(Requirement) Pick out every line that holds the string "JSON" and copy it.

-----

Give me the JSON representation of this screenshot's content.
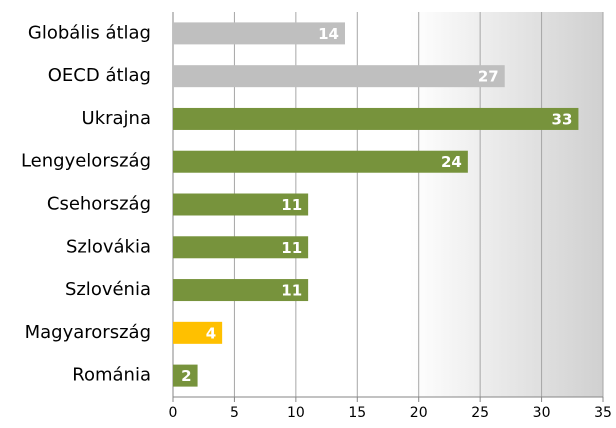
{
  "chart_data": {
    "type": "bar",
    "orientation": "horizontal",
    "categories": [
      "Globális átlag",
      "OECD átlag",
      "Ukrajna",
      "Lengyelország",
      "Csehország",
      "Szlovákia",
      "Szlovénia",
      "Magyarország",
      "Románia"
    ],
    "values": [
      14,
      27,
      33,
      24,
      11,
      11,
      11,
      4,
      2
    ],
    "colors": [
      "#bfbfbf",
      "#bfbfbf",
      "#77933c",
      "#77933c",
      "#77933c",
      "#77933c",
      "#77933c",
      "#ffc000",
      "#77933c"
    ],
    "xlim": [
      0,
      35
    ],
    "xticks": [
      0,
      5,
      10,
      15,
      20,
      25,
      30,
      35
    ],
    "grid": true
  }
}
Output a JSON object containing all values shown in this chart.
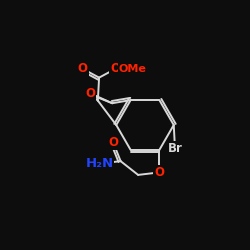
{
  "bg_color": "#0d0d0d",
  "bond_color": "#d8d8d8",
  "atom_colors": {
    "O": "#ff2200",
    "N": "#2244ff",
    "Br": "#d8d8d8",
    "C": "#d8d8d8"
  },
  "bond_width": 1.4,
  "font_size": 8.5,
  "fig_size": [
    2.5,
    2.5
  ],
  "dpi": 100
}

-----

(Solution to this exercise)
Give me the JSON representation of this screenshot's content.
Output a JSON object containing all values shown in this chart.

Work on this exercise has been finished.